_网页节选:_
___
分类:文史论文 时间:2018-04-10

  城市化建设进程中经济社会结构也在发生着改变,促使民族艺术的发展也应紧跟时代的潮流,在如今的城市化进程中,跨地域的民族社会文化认同也在发生改变,本文就结合城市化进程中的民族艺术发展形态进行研究,发现民族艺术社会文化的多样性,彰显民族艺术生命力。

  关键字:城市化,民族艺术,文化认同

民族艺术研究

  艺术是社会现实的反映,城市化进程中民族艺术的发展和使命担当是民族艺术社会文化认同的驱动力。少数民族群众对民族艺术的创造和发展过程中不断注入自身民族情感和民族特色,使特定民族建筑艺术在城市化过程中成为寄托群体情感和传输民族认同的纽带。

  一、城市化进程中民族艺术的存在挖掘

  城市化进程中少数民族群众自身对本民族艺术的革新和社会转型过程中对民族艺术的抛弃、及民族地区城市化过程中民族艺术的机构性一并构成了城市化进程中民族艺术的存在。就民族艺术的存在样态而言:城市化进程中装饰性民族艺术的运用、城市化进程中建筑性民族艺术的体现、城市化进程中民族工艺艺术的移植及民族非物质文化艺术的泛城市化表现成为城市化进程中民族艺术存在的基本样态。

  (一)城市化进程中装饰性民族艺术的运用

  城市化进程中装饰性民族艺术的运用是社会整体转型中城镇扩大发展所依赖的民族艺术方式之一。少数民族群众在宗教文化和乡约文化的洗礼中逐渐形成了特定的色彩艺术和抽象装饰符号等民族特色鲜明的装饰性民族艺术,城市化过程中民族艺术存在的原生态结构虽然不同程度上遭到肢解,但是世俗性装饰艺术基本上得以完整的延续。
___
_数据集摘录:_

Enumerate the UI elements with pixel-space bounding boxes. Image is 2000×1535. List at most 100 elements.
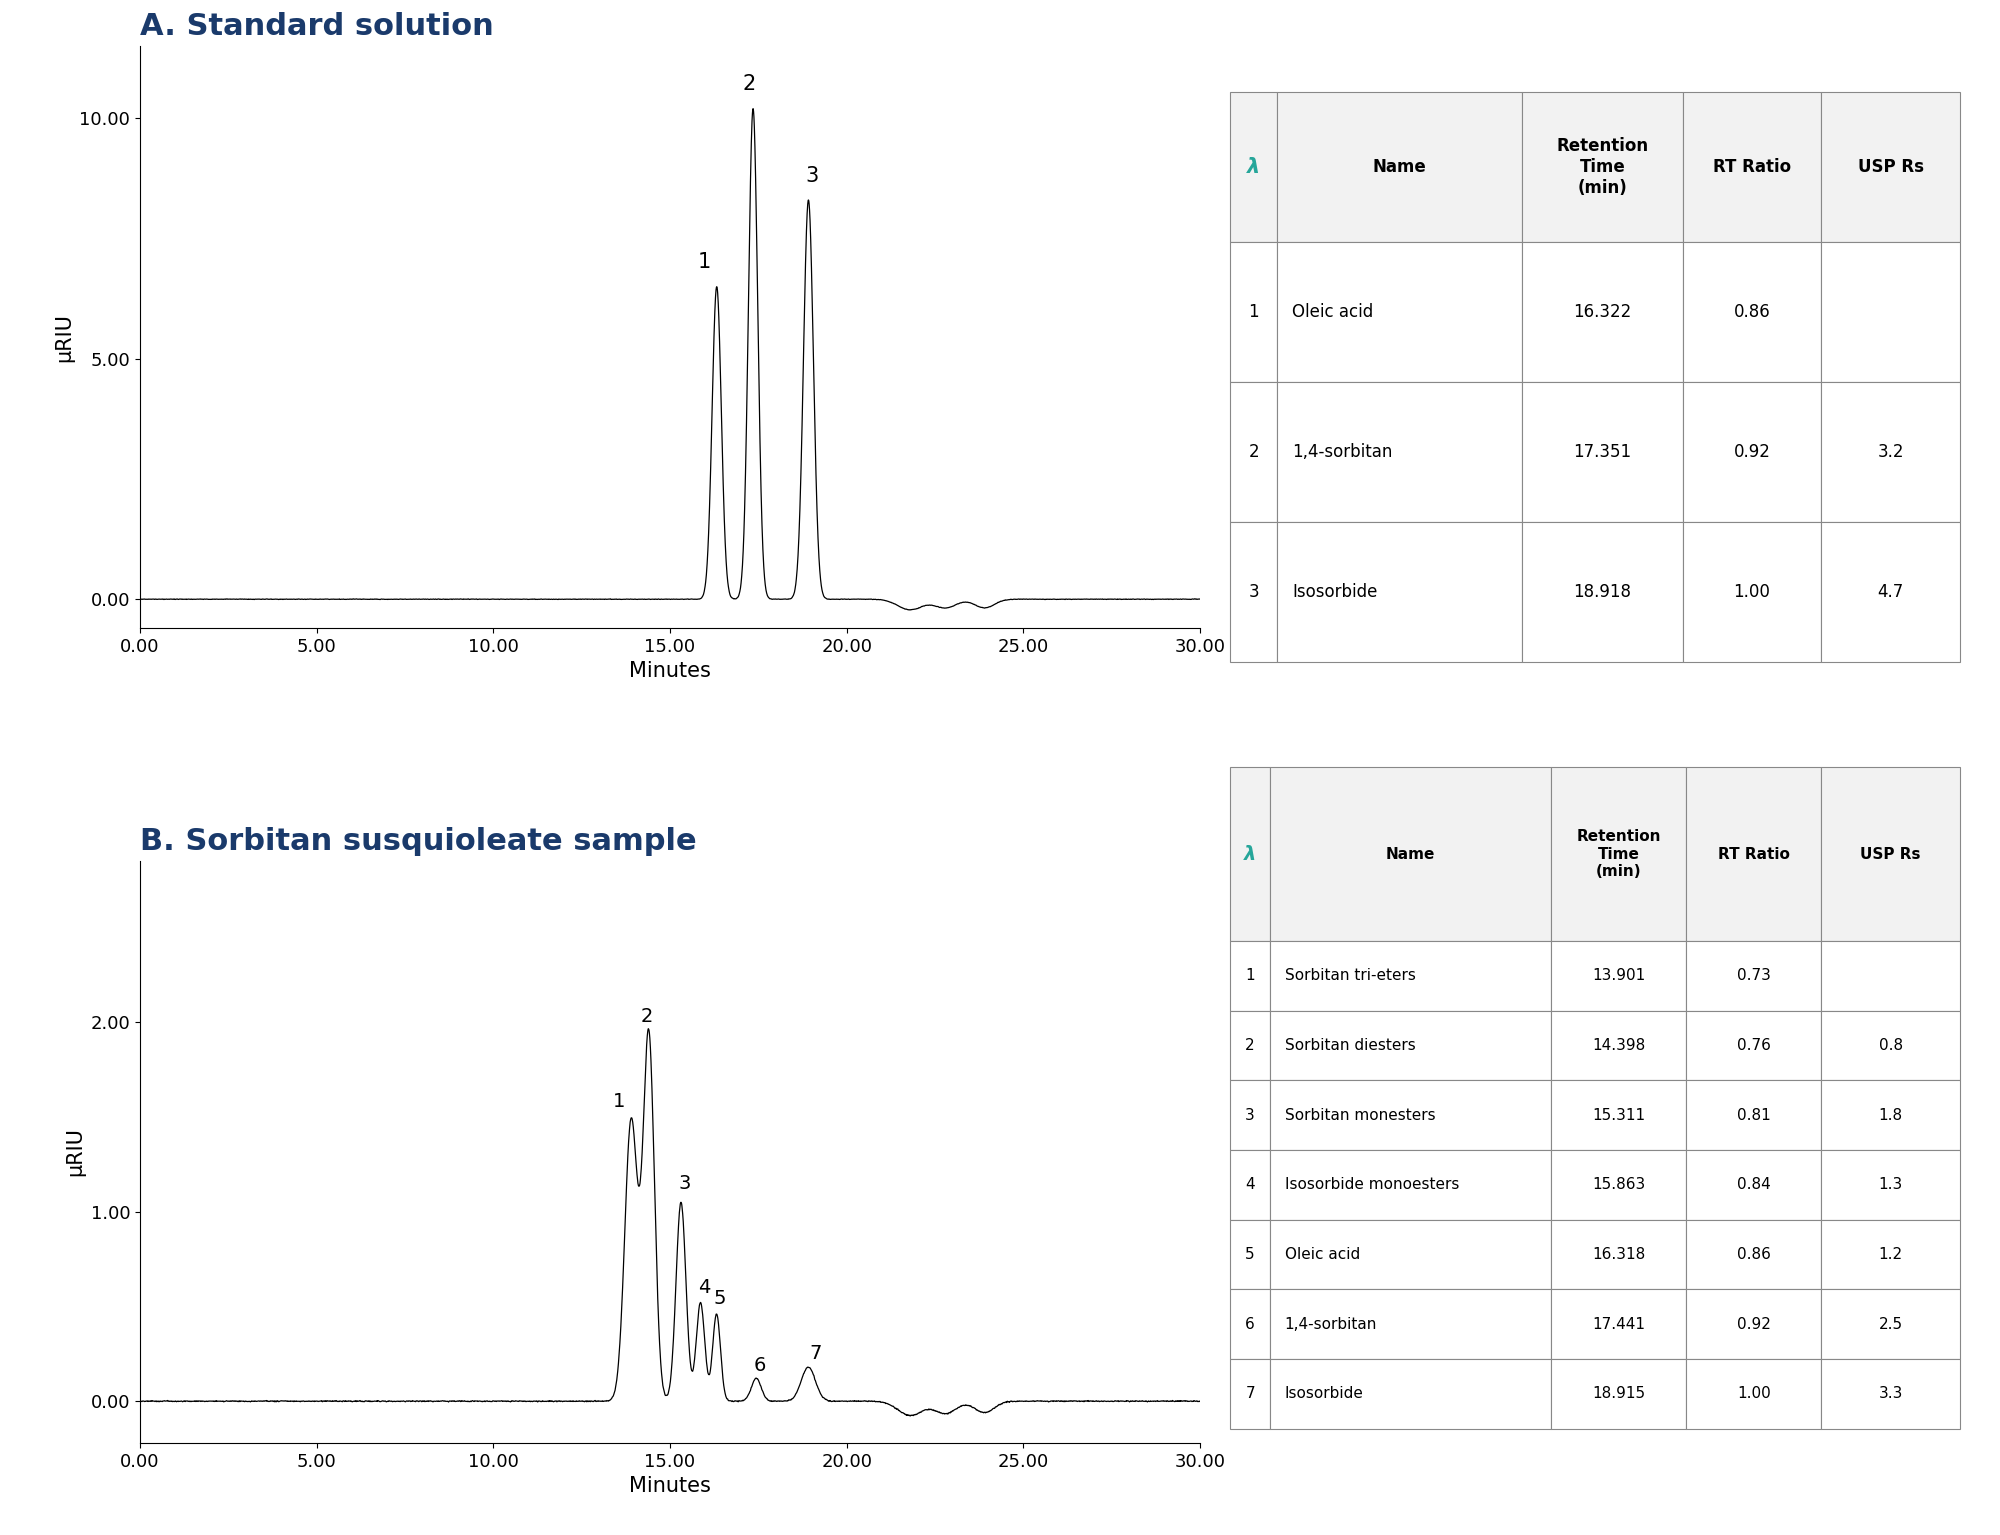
Text: 0.8: 0.8	[1878, 1038, 1902, 1053]
Text: 0.76: 0.76	[1736, 1038, 1770, 1053]
Bar	[1686, 1289, 1822, 1358]
Text: 1.3: 1.3	[1878, 1177, 1902, 1193]
Bar	[1822, 92, 1960, 243]
Bar	[1822, 941, 1960, 1010]
Bar	[1278, 382, 1522, 522]
Text: 6: 6	[754, 1355, 766, 1375]
Text: Retention
Time
(min): Retention Time (min)	[1556, 137, 1648, 196]
Text: 0.86: 0.86	[1736, 1246, 1770, 1262]
Text: 3.3: 3.3	[1878, 1386, 1902, 1401]
Text: Isosorbide: Isosorbide	[1292, 583, 1378, 600]
Text: Sorbitan tri-eters: Sorbitan tri-eters	[1284, 969, 1416, 984]
Text: 13.901: 13.901	[1592, 969, 1646, 984]
Bar	[1686, 1150, 1822, 1220]
Text: 5: 5	[1246, 1246, 1254, 1262]
Bar	[1686, 1220, 1822, 1289]
Y-axis label: μRIU: μRIU	[54, 313, 74, 362]
Text: 1.8: 1.8	[1878, 1108, 1902, 1122]
Bar	[1278, 522, 1522, 662]
Bar	[1552, 1150, 1686, 1220]
Bar	[1522, 522, 1682, 662]
Bar	[1230, 1150, 1270, 1220]
Bar	[1822, 1358, 1960, 1429]
Bar	[1822, 768, 1960, 941]
Bar	[1822, 243, 1960, 382]
Bar	[1552, 768, 1686, 941]
Bar	[1552, 941, 1686, 1010]
Text: Name: Name	[1386, 847, 1436, 861]
Text: USP Rs: USP Rs	[1858, 158, 1924, 177]
Text: 16.322: 16.322	[1574, 302, 1632, 321]
Bar	[1270, 941, 1552, 1010]
Text: 15.311: 15.311	[1592, 1108, 1646, 1122]
Bar	[1682, 92, 1822, 243]
Text: Isosorbide monoesters: Isosorbide monoesters	[1284, 1177, 1460, 1193]
Text: 16.318: 16.318	[1592, 1246, 1646, 1262]
Text: 3: 3	[678, 1174, 690, 1193]
X-axis label: Minutes: Minutes	[630, 1477, 710, 1497]
Text: 0.92: 0.92	[1734, 444, 1770, 460]
Bar	[1278, 243, 1522, 382]
Text: 2: 2	[640, 1007, 654, 1025]
X-axis label: Minutes: Minutes	[630, 662, 710, 682]
Bar	[1230, 382, 1278, 522]
Bar	[1686, 1010, 1822, 1081]
Text: A. Standard solution: A. Standard solution	[140, 12, 494, 41]
Bar	[1822, 522, 1960, 662]
Text: 1.2: 1.2	[1878, 1246, 1902, 1262]
Text: 3: 3	[1246, 1108, 1254, 1122]
Text: 14.398: 14.398	[1592, 1038, 1646, 1053]
Text: Retention
Time
(min): Retention Time (min)	[1576, 829, 1660, 880]
Bar	[1522, 243, 1682, 382]
Text: 18.915: 18.915	[1592, 1386, 1646, 1401]
Text: 15.863: 15.863	[1592, 1177, 1646, 1193]
Bar	[1822, 1150, 1960, 1220]
Text: 1.00: 1.00	[1734, 583, 1770, 600]
Text: 17.351: 17.351	[1574, 444, 1632, 460]
Bar	[1230, 92, 1278, 243]
Bar	[1682, 382, 1822, 522]
Text: λ: λ	[1248, 157, 1260, 177]
Bar	[1552, 1081, 1686, 1150]
Text: RT Ratio: RT Ratio	[1718, 847, 1790, 861]
Bar	[1686, 1358, 1822, 1429]
Bar	[1230, 522, 1278, 662]
Bar	[1822, 1010, 1960, 1081]
Text: RT Ratio: RT Ratio	[1712, 158, 1792, 177]
Text: 0.73: 0.73	[1736, 969, 1770, 984]
Text: 4: 4	[698, 1279, 710, 1297]
Bar	[1278, 92, 1522, 243]
Text: 0.86: 0.86	[1734, 302, 1770, 321]
Text: 0.92: 0.92	[1736, 1317, 1770, 1331]
Bar	[1230, 1289, 1270, 1358]
Bar	[1270, 768, 1552, 941]
Bar	[1270, 1220, 1552, 1289]
Bar	[1686, 1081, 1822, 1150]
Bar	[1686, 768, 1822, 941]
Bar	[1270, 1150, 1552, 1220]
Text: 3: 3	[806, 166, 818, 186]
Text: 2: 2	[742, 74, 756, 94]
Text: 1: 1	[1248, 302, 1260, 321]
Bar	[1552, 1010, 1686, 1081]
Bar	[1686, 941, 1822, 1010]
Text: 2.5: 2.5	[1878, 1317, 1902, 1331]
Text: 7: 7	[810, 1345, 822, 1363]
Bar	[1270, 1010, 1552, 1081]
Bar	[1270, 1081, 1552, 1150]
Text: 1.00: 1.00	[1736, 1386, 1770, 1401]
Text: 2: 2	[1248, 444, 1260, 460]
Text: 4: 4	[1246, 1177, 1254, 1193]
Text: 1: 1	[1246, 969, 1254, 984]
Text: 1: 1	[698, 252, 710, 272]
Bar	[1230, 1010, 1270, 1081]
Text: 18.918: 18.918	[1574, 583, 1632, 600]
Bar	[1682, 243, 1822, 382]
Text: B. Sorbitan susquioleate sample: B. Sorbitan susquioleate sample	[140, 827, 696, 857]
Text: 3: 3	[1248, 583, 1260, 600]
Bar	[1230, 941, 1270, 1010]
Text: 7: 7	[1246, 1386, 1254, 1401]
Text: Oleic acid: Oleic acid	[1292, 302, 1374, 321]
Text: Isosorbide: Isosorbide	[1284, 1386, 1364, 1401]
Text: 1,4-sorbitan: 1,4-sorbitan	[1292, 444, 1392, 460]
___
_待解问题:_ 根据网页节选,城市化过程中哪一类艺术"基本上得以完整的延续"?

_回答:_ 世俗性装饰艺术。